TASK DESCRIPTION
Copy the records below word for word, starting with the line containing "Give me the" and going through the line containing "- table-row: 1.00". Leave out the pictures.

DATA SECTION
=-=-=-=-=

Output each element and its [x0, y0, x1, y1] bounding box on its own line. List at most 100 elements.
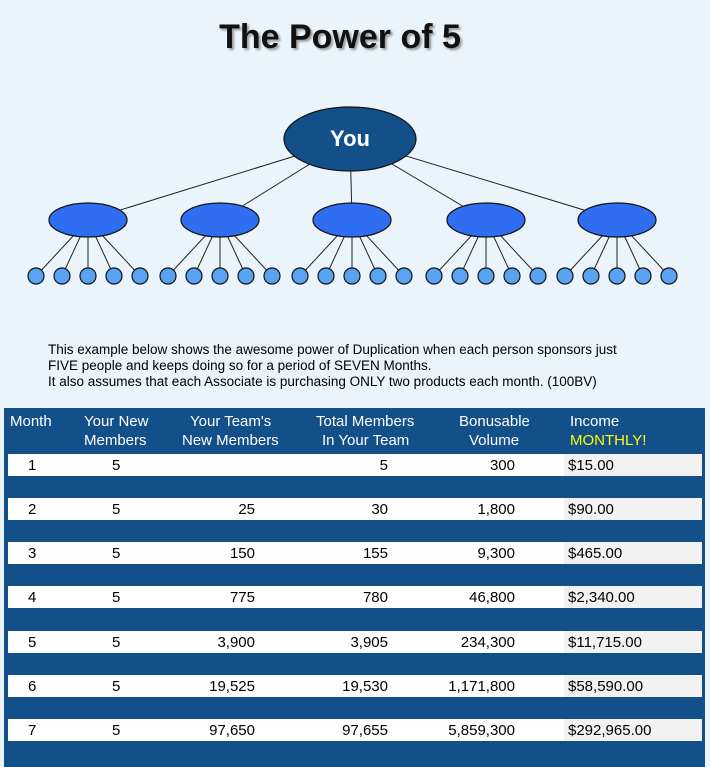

=-=-=-=-=

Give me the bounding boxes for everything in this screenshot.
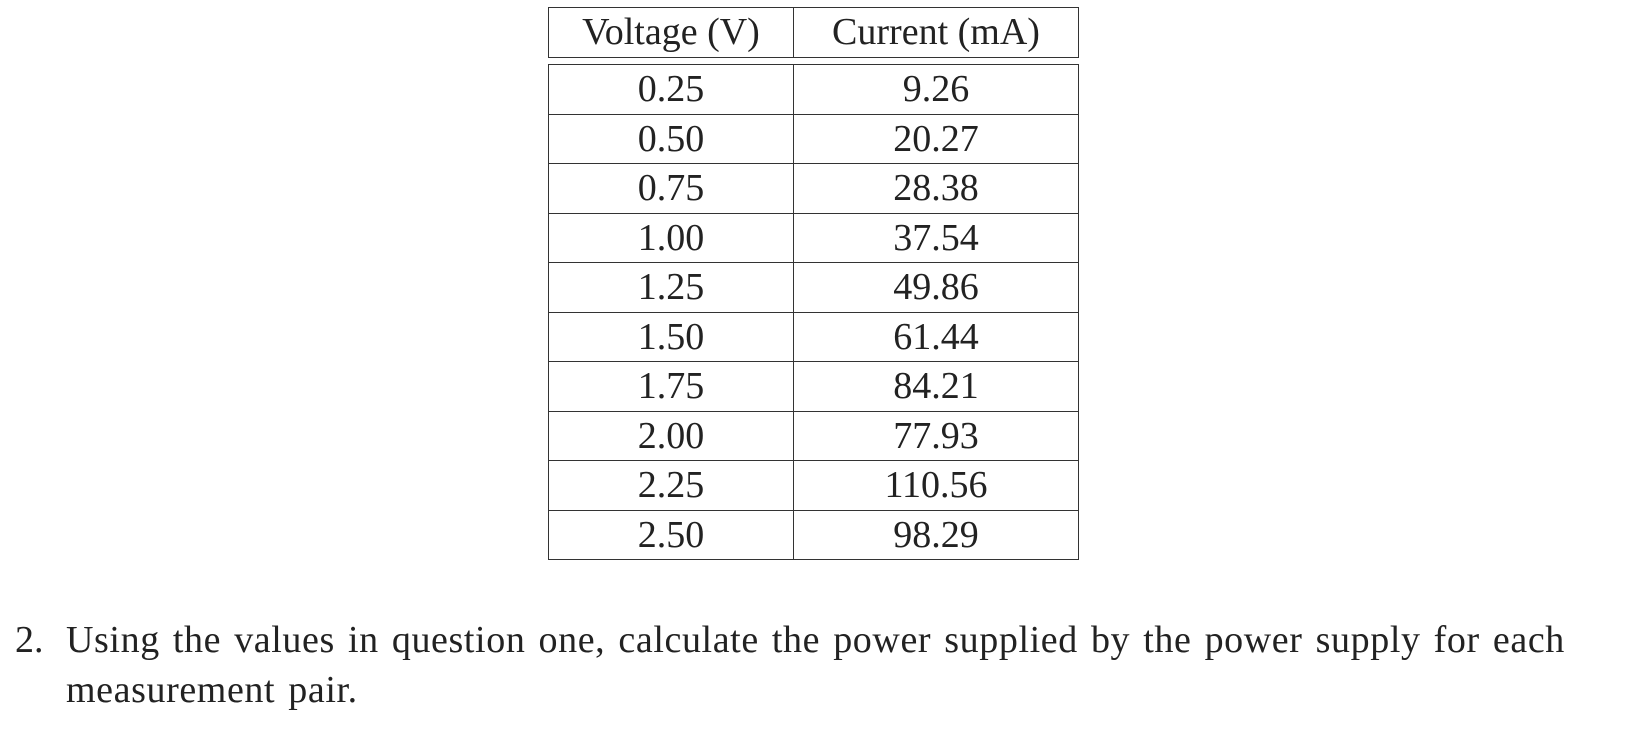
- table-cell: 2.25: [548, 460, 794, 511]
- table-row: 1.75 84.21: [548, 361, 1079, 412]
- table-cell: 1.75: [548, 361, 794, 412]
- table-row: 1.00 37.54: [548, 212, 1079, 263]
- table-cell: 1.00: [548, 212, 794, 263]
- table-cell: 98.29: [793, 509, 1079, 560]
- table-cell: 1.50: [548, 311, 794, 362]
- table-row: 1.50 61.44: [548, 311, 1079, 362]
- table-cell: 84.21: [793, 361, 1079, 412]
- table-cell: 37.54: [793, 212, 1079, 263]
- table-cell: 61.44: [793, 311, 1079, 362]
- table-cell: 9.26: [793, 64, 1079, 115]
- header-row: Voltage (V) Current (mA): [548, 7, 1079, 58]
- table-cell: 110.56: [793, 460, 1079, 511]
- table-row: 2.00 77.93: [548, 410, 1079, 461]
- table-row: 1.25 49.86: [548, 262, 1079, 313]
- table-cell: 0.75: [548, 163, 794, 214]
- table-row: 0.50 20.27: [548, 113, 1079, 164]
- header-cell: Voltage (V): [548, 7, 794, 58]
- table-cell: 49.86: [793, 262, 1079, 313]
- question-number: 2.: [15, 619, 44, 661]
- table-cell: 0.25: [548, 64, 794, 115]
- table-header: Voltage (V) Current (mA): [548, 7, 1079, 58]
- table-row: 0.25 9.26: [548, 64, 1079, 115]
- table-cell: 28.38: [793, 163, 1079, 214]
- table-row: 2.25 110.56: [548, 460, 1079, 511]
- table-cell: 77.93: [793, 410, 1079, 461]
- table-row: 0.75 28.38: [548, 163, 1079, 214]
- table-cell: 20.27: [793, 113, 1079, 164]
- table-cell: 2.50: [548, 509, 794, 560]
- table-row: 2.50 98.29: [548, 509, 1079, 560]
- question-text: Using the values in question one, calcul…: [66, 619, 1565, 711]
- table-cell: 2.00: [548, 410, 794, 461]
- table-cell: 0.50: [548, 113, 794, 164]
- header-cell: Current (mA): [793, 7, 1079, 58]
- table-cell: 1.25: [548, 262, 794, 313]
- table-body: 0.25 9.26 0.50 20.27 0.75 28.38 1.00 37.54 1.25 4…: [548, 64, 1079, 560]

=-=-=-=-=

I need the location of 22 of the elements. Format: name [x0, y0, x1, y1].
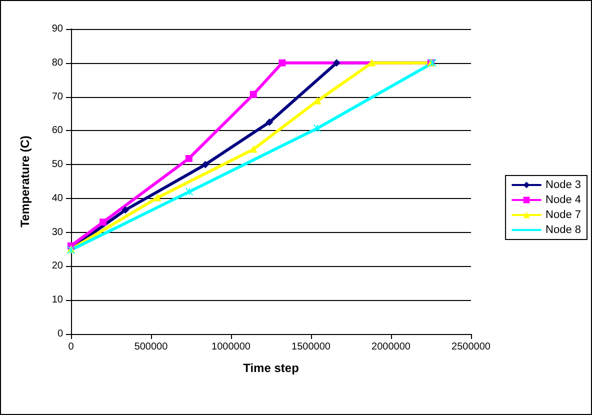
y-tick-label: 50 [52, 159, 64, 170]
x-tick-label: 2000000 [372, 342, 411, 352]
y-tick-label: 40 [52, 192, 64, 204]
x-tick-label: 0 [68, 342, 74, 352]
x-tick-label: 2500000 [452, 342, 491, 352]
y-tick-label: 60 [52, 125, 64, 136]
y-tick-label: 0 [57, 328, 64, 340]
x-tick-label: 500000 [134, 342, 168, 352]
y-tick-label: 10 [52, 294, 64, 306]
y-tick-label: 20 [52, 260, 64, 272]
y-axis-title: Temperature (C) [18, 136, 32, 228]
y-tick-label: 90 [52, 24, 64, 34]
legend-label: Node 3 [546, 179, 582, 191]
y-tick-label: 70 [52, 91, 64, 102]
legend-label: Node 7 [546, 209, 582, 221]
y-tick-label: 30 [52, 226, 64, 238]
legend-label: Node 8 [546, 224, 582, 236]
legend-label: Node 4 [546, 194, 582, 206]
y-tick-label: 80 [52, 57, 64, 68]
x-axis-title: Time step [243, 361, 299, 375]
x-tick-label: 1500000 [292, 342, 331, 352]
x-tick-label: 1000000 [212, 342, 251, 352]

=-=-=-=-=

EXERCISE SOLUTION
Give me the bounding boxes for everything in this screenshot.
- table-cell: 2.25: [548, 460, 794, 511]
- table-row: 1.75 84.21: [548, 361, 1079, 412]
- table-cell: 1.75: [548, 361, 794, 412]
- table-row: 1.00 37.54: [548, 212, 1079, 263]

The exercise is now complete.